* [Data entries]:
•••

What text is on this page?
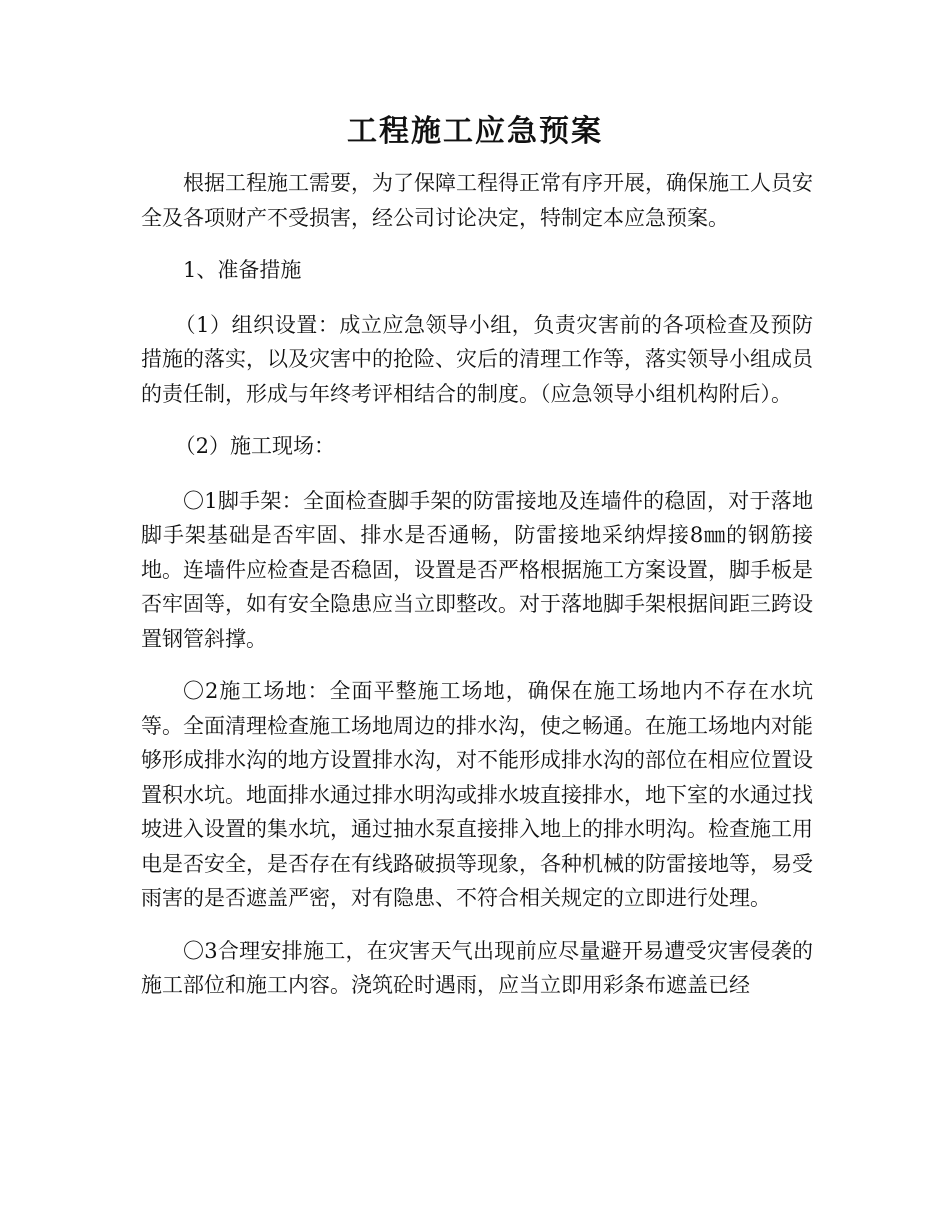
工程施工应急预案

根据工程施工需要，为了保障工程得正常有序开展，确保施工人员安全及各项财产不受损害，经公司讨论决定，特制定本应急预案。

1、准备措施

（1）组织设置：成立应急领导小组，负责灾害前的各项检查及预防措施的落实，以及灾害中的抢险、灾后的清理工作等，落实领导小组成员的责任制，形成与年终考评相结合的制度。（应急领导小组机构附后）。

（2）施工现场：

〇1脚手架：全面检查脚手架的防雷接地及连墙件的稳固，对于落地脚手架基础是否牢固、排水是否通畅，防雷接地采纳焊接8㎜的钢筋接地。连墙件应检查是否稳固，设置是否严格根据施工方案设置，脚手板是否牢固等，如有安全隐患应当立即整改。对于落地脚手架根据间距三跨设置钢管斜撑。

〇2施工场地：全面平整施工场地，确保在施工场地内不存在水坑等。全面清理检查施工场地周边的排水沟，使之畅通。在施工场地内对能够形成排水沟的地方设置排水沟，对不能形成排水沟的部位在相应位置设置积水坑。地面排水通过排水明沟或排水坡直接排水，地下室的水通过找坡进入设置的集水坑，通过抽水泵直接排入地上的排水明沟。检查施工用电是否安全，是否存在有线路破损等现象，各种机械的防雷接地等，易受雨害的是否遮盖严密，对有隐患、不符合相关规定的立即进行处理。

〇3合理安排施工，在灾害天气出现前应尽量避开易遭受灾害侵袭的施工部位和施工内容。浇筑砼时遇雨，应当立即用彩条布遮盖已经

•••

* [EXERCISE INSTRUCTIONS]: Quote the entries above word for word. Leave the images out.

* [FULL SOLUTION]:
What text is on this page?
工程施工应急预案

根据工程施工需要，为了保障工程得正常有序开展，确保施工人员安全及各项财产不受损害，经公司讨论决定，特制定本应急预案。

1、准备措施

（1）组织设置：成立应急领导小组，负责灾害前的各项检查及预防措施的落实，以及灾害中的抢险、灾后的清理工作等，落实领导小组成员的责任制，形成与年终考评相结合的制度。（应急领导小组机构附后）。

（2）施工现场：

〇1脚手架：全面检查脚手架的防雷接地及连墙件的稳固，对于落地脚手架基础是否牢固、排水是否通畅，防雷接地采纳焊接8㎜的钢筋接地。连墙件应检查是否稳固，设置是否严格根据施工方案设置，脚手板是否牢固等，如有安全隐患应当立即整改。对于落地脚手架根据间距三跨设置钢管斜撑。

〇2施工场地：全面平整施工场地，确保在施工场地内不存在水坑等。全面清理检查施工场地周边的排水沟，使之畅通。在施工场地内对能够形成排水沟的地方设置排水沟，对不能形成排水沟的部位在相应位置设置积水坑。地面排水通过排水明沟或排水坡直接排水，地下室的水通过找坡进入设置的集水坑，通过抽水泵直接排入地上的排水明沟。检查施工用电是否安全，是否存在有线路破损等现象，各种机械的防雷接地等，易受雨害的是否遮盖严密，对有隐患、不符合相关规定的立即进行处理。

〇3合理安排施工，在灾害天气出现前应尽量避开易遭受灾害侵袭的施工部位和施工内容。浇筑砼时遇雨，应当立即用彩条布遮盖已经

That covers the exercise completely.